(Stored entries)

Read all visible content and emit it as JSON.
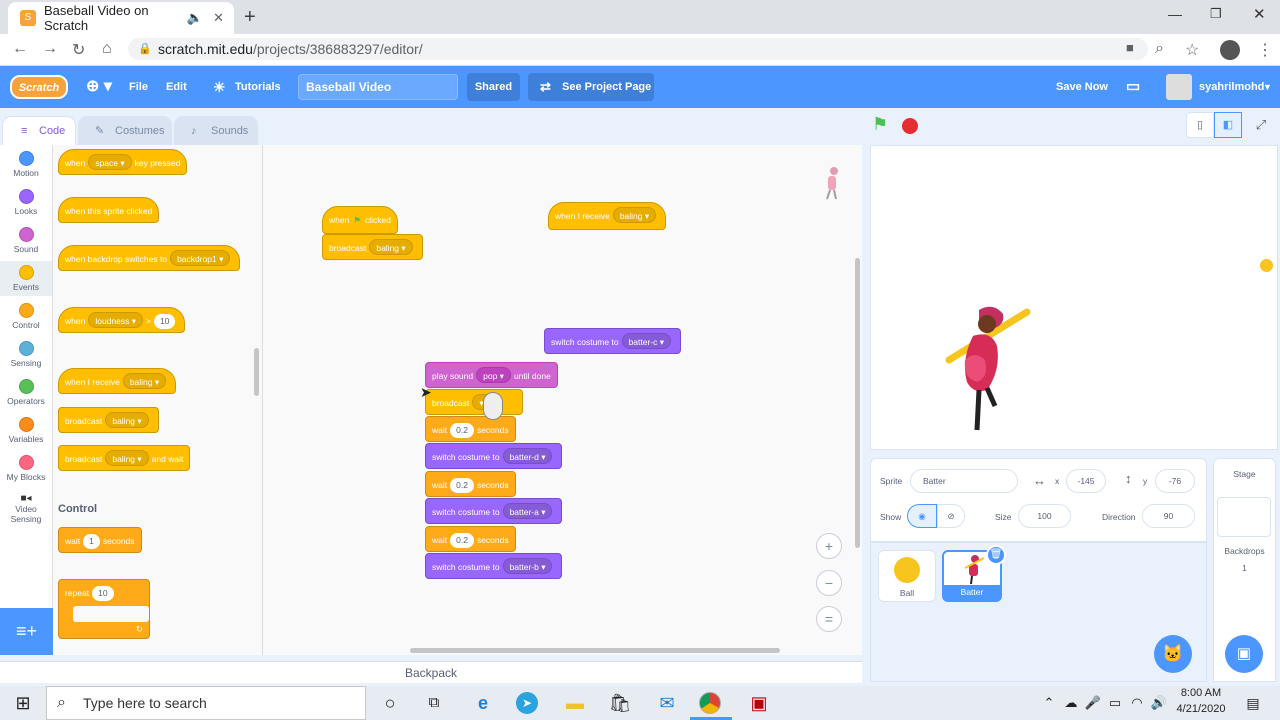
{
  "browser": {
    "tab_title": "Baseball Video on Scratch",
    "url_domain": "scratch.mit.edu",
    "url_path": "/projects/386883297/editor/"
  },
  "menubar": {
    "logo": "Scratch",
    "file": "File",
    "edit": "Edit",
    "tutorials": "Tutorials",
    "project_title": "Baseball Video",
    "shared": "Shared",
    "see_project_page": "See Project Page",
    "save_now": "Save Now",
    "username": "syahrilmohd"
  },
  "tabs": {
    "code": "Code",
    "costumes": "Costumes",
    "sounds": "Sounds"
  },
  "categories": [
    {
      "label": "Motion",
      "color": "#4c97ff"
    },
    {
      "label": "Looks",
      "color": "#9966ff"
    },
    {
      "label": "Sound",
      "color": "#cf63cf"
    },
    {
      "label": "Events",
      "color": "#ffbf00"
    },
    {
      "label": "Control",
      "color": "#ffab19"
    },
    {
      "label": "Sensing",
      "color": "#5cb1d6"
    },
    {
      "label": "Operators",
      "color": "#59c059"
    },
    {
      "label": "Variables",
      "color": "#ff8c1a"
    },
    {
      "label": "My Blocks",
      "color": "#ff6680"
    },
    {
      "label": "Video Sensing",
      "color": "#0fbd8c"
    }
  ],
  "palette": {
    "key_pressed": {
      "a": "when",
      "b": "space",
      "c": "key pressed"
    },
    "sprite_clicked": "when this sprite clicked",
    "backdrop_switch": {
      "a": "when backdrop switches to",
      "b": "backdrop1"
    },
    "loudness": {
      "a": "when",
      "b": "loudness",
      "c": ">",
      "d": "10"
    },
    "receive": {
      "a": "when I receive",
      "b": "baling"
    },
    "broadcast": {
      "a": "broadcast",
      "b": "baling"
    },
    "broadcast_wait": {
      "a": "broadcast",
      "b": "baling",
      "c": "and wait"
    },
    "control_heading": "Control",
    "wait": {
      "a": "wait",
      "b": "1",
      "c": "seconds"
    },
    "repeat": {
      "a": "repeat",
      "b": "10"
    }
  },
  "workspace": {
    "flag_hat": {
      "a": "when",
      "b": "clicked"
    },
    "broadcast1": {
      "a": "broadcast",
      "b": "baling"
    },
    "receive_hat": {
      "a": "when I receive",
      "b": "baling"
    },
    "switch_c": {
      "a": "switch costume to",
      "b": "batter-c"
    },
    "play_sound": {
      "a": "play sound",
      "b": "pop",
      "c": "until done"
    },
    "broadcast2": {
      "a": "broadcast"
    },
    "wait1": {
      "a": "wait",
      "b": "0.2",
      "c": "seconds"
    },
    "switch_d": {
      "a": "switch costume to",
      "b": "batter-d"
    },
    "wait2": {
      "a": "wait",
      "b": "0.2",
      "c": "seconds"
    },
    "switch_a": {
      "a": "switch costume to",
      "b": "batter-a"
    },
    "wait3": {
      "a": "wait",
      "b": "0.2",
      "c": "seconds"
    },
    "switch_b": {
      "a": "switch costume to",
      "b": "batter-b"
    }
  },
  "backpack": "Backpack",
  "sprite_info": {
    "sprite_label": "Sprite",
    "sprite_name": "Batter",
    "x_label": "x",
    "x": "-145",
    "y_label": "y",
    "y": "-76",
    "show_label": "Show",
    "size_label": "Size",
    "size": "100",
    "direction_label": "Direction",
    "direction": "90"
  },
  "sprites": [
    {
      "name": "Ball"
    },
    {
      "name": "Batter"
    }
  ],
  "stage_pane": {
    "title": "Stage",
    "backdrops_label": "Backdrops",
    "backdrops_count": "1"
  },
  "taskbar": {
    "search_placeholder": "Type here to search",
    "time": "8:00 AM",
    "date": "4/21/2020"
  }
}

...

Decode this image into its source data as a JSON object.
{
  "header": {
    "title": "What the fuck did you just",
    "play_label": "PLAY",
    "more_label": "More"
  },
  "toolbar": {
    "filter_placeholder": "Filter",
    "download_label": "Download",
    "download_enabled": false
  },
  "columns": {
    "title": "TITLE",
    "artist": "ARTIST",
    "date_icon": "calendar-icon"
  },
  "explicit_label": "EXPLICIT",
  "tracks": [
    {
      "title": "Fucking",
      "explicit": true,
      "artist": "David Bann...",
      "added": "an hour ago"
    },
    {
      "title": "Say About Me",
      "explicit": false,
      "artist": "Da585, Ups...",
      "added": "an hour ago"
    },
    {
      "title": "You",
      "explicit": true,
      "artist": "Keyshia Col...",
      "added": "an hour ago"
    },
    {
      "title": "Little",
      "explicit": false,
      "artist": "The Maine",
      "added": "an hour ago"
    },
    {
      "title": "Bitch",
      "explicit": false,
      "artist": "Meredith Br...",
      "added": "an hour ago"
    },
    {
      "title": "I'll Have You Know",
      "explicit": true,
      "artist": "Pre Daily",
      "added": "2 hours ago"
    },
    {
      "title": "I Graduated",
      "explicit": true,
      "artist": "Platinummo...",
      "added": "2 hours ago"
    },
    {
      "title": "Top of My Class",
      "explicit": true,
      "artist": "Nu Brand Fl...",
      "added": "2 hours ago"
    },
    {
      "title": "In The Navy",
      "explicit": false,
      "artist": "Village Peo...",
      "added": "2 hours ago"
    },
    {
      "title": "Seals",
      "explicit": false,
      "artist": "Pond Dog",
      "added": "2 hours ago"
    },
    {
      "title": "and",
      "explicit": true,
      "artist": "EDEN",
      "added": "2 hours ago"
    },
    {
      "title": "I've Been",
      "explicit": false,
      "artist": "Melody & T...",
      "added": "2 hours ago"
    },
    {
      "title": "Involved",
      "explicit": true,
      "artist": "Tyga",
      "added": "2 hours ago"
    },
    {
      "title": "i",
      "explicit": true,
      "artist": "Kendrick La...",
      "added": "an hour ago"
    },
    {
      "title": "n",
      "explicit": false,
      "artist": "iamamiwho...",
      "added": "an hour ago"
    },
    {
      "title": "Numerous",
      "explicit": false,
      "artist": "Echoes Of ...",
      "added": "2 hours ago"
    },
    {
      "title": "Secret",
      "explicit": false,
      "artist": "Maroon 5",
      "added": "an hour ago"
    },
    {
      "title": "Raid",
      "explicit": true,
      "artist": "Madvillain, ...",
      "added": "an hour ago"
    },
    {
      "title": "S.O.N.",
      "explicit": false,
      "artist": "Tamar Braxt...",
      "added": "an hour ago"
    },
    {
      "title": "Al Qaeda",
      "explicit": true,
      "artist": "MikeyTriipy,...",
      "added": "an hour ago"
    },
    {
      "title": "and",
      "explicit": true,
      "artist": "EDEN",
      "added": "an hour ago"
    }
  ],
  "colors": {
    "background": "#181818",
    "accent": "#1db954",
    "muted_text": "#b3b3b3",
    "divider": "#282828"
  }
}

- EXERCISE OBJECTIVE
Show every line from the entries above in which "JSON" appears.

- EXERCISE SOLUTION
Read all visible content and emit it as JSON.
Decode this image into its source data as a JSON object.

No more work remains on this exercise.